[Stored dataset items]
________________________

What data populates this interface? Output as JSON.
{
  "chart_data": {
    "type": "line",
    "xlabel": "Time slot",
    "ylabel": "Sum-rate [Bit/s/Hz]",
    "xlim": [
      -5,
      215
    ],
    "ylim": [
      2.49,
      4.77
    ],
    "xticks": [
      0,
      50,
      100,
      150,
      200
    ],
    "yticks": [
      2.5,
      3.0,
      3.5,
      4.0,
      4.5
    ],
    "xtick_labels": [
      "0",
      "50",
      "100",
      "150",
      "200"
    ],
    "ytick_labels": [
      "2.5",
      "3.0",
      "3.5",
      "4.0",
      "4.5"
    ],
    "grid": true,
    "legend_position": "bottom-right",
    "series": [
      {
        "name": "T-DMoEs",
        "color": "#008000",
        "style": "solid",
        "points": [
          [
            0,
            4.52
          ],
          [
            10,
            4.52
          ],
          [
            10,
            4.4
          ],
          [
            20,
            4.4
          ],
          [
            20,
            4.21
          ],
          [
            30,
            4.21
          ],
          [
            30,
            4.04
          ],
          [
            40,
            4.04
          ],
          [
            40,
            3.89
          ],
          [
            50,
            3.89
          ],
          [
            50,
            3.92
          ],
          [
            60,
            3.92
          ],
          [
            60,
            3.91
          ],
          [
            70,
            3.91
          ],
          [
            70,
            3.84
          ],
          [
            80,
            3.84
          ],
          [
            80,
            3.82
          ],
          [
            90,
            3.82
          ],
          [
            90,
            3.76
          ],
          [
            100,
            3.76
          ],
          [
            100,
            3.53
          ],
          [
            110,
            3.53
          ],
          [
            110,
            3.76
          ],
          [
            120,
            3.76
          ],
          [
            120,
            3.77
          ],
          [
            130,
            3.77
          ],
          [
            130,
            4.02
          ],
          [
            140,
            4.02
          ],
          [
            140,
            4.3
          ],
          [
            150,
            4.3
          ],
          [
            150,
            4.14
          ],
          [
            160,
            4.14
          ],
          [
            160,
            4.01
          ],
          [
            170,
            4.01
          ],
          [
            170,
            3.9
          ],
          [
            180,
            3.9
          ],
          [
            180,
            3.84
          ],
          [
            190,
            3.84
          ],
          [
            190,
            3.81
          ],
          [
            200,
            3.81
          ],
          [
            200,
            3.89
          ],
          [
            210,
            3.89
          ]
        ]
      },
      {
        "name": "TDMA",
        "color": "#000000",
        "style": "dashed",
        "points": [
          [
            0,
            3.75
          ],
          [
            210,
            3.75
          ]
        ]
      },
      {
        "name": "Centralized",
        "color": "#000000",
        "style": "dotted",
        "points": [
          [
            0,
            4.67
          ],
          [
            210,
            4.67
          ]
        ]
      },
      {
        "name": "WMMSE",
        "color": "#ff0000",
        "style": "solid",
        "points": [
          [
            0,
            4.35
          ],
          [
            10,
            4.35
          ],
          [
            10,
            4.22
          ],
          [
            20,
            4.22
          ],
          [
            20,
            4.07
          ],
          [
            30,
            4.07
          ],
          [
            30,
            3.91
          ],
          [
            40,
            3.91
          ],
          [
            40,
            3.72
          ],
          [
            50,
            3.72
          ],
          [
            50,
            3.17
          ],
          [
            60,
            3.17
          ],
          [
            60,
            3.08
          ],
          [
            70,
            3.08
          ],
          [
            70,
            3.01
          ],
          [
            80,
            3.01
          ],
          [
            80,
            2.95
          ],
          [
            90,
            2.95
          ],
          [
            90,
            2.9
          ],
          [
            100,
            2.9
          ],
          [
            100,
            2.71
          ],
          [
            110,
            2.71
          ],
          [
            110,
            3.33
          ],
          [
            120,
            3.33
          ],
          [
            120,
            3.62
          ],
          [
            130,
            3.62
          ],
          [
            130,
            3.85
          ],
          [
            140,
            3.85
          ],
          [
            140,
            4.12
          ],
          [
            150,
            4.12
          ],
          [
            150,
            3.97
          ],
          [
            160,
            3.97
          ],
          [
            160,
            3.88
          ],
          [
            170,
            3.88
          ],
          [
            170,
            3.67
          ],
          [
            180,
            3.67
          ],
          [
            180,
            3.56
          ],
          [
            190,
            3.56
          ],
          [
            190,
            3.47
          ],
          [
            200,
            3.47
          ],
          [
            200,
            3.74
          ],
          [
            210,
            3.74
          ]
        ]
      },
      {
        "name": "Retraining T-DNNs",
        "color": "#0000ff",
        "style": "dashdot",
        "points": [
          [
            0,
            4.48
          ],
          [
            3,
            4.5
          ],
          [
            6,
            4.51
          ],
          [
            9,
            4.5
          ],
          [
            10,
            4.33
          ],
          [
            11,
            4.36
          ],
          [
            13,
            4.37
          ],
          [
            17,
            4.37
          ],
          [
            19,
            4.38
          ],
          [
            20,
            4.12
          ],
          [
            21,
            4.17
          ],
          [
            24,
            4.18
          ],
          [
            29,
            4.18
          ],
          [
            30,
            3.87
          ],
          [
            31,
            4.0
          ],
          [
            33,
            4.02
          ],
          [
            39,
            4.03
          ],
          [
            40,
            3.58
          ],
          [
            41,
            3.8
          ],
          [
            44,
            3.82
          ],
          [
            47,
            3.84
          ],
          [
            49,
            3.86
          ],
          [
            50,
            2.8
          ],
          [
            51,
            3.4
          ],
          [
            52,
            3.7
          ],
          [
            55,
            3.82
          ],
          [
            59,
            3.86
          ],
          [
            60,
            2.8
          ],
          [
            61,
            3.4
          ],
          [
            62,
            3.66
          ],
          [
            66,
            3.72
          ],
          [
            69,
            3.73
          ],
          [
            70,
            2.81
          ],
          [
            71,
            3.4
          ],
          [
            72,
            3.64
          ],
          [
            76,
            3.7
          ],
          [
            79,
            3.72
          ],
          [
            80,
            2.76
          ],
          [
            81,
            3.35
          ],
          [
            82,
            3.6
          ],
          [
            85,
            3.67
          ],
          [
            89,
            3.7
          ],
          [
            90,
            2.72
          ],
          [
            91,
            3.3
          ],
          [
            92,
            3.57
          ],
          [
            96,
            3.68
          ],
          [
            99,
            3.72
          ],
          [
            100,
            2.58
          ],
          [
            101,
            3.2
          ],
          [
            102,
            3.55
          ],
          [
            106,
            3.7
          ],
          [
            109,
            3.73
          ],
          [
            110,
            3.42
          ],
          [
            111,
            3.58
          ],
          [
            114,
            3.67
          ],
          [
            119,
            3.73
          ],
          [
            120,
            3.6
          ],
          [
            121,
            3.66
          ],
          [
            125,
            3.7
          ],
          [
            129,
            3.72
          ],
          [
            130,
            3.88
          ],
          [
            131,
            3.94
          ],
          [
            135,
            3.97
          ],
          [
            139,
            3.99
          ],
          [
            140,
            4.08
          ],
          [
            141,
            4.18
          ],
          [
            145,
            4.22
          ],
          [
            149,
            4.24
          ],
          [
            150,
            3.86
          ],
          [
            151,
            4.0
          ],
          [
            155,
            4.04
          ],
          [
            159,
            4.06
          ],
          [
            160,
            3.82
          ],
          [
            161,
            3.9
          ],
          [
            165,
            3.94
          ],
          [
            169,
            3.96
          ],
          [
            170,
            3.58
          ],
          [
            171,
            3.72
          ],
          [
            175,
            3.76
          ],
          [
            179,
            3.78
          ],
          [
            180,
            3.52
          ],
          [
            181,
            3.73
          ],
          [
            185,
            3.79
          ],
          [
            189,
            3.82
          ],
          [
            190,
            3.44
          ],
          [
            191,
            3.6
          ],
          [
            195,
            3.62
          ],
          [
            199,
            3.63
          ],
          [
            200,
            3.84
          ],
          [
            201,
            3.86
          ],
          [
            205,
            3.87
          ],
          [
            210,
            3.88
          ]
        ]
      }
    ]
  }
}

________________________

EXERCISE GOAL:
Write an exact transcription of every entry above.

EXERCISE RESULT:
What data populates this interface? Output as JSON.
{
  "chart_data": {
    "type": "line",
    "xlabel": "Time slot",
    "ylabel": "Sum-rate [Bit/s/Hz]",
    "xlim": [
      -5,
      215
    ],
    "ylim": [
      2.49,
      4.77
    ],
    "xticks": [
      0,
      50,
      100,
      150,
      200
    ],
    "yticks": [
      2.5,
      3.0,
      3.5,
      4.0,
      4.5
    ],
    "xtick_labels": [
      "0",
      "50",
      "100",
      "150",
      "200"
    ],
    "ytick_labels": [
      "2.5",
      "3.0",
      "3.5",
      "4.0",
      "4.5"
    ],
    "grid": true,
    "legend_position": "bottom-right",
    "series": [
      {
        "name": "T-DMoEs",
        "color": "#008000",
        "style": "solid",
        "points": [
          [
            0,
            4.52
          ],
          [
            10,
            4.52
          ],
          [
            10,
            4.4
          ],
          [
            20,
            4.4
          ],
          [
            20,
            4.21
          ],
          [
            30,
            4.21
          ],
          [
            30,
            4.04
          ],
          [
            40,
            4.04
          ],
          [
            40,
            3.89
          ],
          [
            50,
            3.89
          ],
          [
            50,
            3.92
          ],
          [
            60,
            3.92
          ],
          [
            60,
            3.91
          ],
          [
            70,
            3.91
          ],
          [
            70,
            3.84
          ],
          [
            80,
            3.84
          ],
          [
            80,
            3.82
          ],
          [
            90,
            3.82
          ],
          [
            90,
            3.76
          ],
          [
            100,
            3.76
          ],
          [
            100,
            3.53
          ],
          [
            110,
            3.53
          ],
          [
            110,
            3.76
          ],
          [
            120,
            3.76
          ],
          [
            120,
            3.77
          ],
          [
            130,
            3.77
          ],
          [
            130,
            4.02
          ],
          [
            140,
            4.02
          ],
          [
            140,
            4.3
          ],
          [
            150,
            4.3
          ],
          [
            150,
            4.14
          ],
          [
            160,
            4.14
          ],
          [
            160,
            4.01
          ],
          [
            170,
            4.01
          ],
          [
            170,
            3.9
          ],
          [
            180,
            3.9
          ],
          [
            180,
            3.84
          ],
          [
            190,
            3.84
          ],
          [
            190,
            3.81
          ],
          [
            200,
            3.81
          ],
          [
            200,
            3.89
          ],
          [
            210,
            3.89
          ]
        ]
      },
      {
        "name": "TDMA",
        "color": "#000000",
        "style": "dashed",
        "points": [
          [
            0,
            3.75
          ],
          [
            210,
            3.75
          ]
        ]
      },
      {
        "name": "Centralized",
        "color": "#000000",
        "style": "dotted",
        "points": [
          [
            0,
            4.67
          ],
          [
            210,
            4.67
          ]
        ]
      },
      {
        "name": "WMMSE",
        "color": "#ff0000",
        "style": "solid",
        "points": [
          [
            0,
            4.35
          ],
          [
            10,
            4.35
          ],
          [
            10,
            4.22
          ],
          [
            20,
            4.22
          ],
          [
            20,
            4.07
          ],
          [
            30,
            4.07
          ],
          [
            30,
            3.91
          ],
          [
            40,
            3.91
          ],
          [
            40,
            3.72
          ],
          [
            50,
            3.72
          ],
          [
            50,
            3.17
          ],
          [
            60,
            3.17
          ],
          [
            60,
            3.08
          ],
          [
            70,
            3.08
          ],
          [
            70,
            3.01
          ],
          [
            80,
            3.01
          ],
          [
            80,
            2.95
          ],
          [
            90,
            2.95
          ],
          [
            90,
            2.9
          ],
          [
            100,
            2.9
          ],
          [
            100,
            2.71
          ],
          [
            110,
            2.71
          ],
          [
            110,
            3.33
          ],
          [
            120,
            3.33
          ],
          [
            120,
            3.62
          ],
          [
            130,
            3.62
          ],
          [
            130,
            3.85
          ],
          [
            140,
            3.85
          ],
          [
            140,
            4.12
          ],
          [
            150,
            4.12
          ],
          [
            150,
            3.97
          ],
          [
            160,
            3.97
          ],
          [
            160,
            3.88
          ],
          [
            170,
            3.88
          ],
          [
            170,
            3.67
          ],
          [
            180,
            3.67
          ],
          [
            180,
            3.56
          ],
          [
            190,
            3.56
          ],
          [
            190,
            3.47
          ],
          [
            200,
            3.47
          ],
          [
            200,
            3.74
          ],
          [
            210,
            3.74
          ]
        ]
      },
      {
        "name": "Retraining T-DNNs",
        "color": "#0000ff",
        "style": "dashdot",
        "points": [
          [
            0,
            4.48
          ],
          [
            3,
            4.5
          ],
          [
            6,
            4.51
          ],
          [
            9,
            4.5
          ],
          [
            10,
            4.33
          ],
          [
            11,
            4.36
          ],
          [
            13,
            4.37
          ],
          [
            17,
            4.37
          ],
          [
            19,
            4.38
          ],
          [
            20,
            4.12
          ],
          [
            21,
            4.17
          ],
          [
            24,
            4.18
          ],
          [
            29,
            4.18
          ],
          [
            30,
            3.87
          ],
          [
            31,
            4.0
          ],
          [
            33,
            4.02
          ],
          [
            39,
            4.03
          ],
          [
            40,
            3.58
          ],
          [
            41,
            3.8
          ],
          [
            44,
            3.82
          ],
          [
            47,
            3.84
          ],
          [
            49,
            3.86
          ],
          [
            50,
            2.8
          ],
          [
            51,
            3.4
          ],
          [
            52,
            3.7
          ],
          [
            55,
            3.82
          ],
          [
            59,
            3.86
          ],
          [
            60,
            2.8
          ],
          [
            61,
            3.4
          ],
          [
            62,
            3.66
          ],
          [
            66,
            3.72
          ],
          [
            69,
            3.73
          ],
          [
            70,
            2.81
          ],
          [
            71,
            3.4
          ],
          [
            72,
            3.64
          ],
          [
            76,
            3.7
          ],
          [
            79,
            3.72
          ],
          [
            80,
            2.76
          ],
          [
            81,
            3.35
          ],
          [
            82,
            3.6
          ],
          [
            85,
            3.67
          ],
          [
            89,
            3.7
          ],
          [
            90,
            2.72
          ],
          [
            91,
            3.3
          ],
          [
            92,
            3.57
          ],
          [
            96,
            3.68
          ],
          [
            99,
            3.72
          ],
          [
            100,
            2.58
          ],
          [
            101,
            3.2
          ],
          [
            102,
            3.55
          ],
          [
            106,
            3.7
          ],
          [
            109,
            3.73
          ],
          [
            110,
            3.42
          ],
          [
            111,
            3.58
          ],
          [
            114,
            3.67
          ],
          [
            119,
            3.73
          ],
          [
            120,
            3.6
          ],
          [
            121,
            3.66
          ],
          [
            125,
            3.7
          ],
          [
            129,
            3.72
          ],
          [
            130,
            3.88
          ],
          [
            131,
            3.94
          ],
          [
            135,
            3.97
          ],
          [
            139,
            3.99
          ],
          [
            140,
            4.08
          ],
          [
            141,
            4.18
          ],
          [
            145,
            4.22
          ],
          [
            149,
            4.24
          ],
          [
            150,
            3.86
          ],
          [
            151,
            4.0
          ],
          [
            155,
            4.04
          ],
          [
            159,
            4.06
          ],
          [
            160,
            3.82
          ],
          [
            161,
            3.9
          ],
          [
            165,
            3.94
          ],
          [
            169,
            3.96
          ],
          [
            170,
            3.58
          ],
          [
            171,
            3.72
          ],
          [
            175,
            3.76
          ],
          [
            179,
            3.78
          ],
          [
            180,
            3.52
          ],
          [
            181,
            3.73
          ],
          [
            185,
            3.79
          ],
          [
            189,
            3.82
          ],
          [
            190,
            3.44
          ],
          [
            191,
            3.6
          ],
          [
            195,
            3.62
          ],
          [
            199,
            3.63
          ],
          [
            200,
            3.84
          ],
          [
            201,
            3.86
          ],
          [
            205,
            3.87
          ],
          [
            210,
            3.88
          ]
        ]
      }
    ]
  }
}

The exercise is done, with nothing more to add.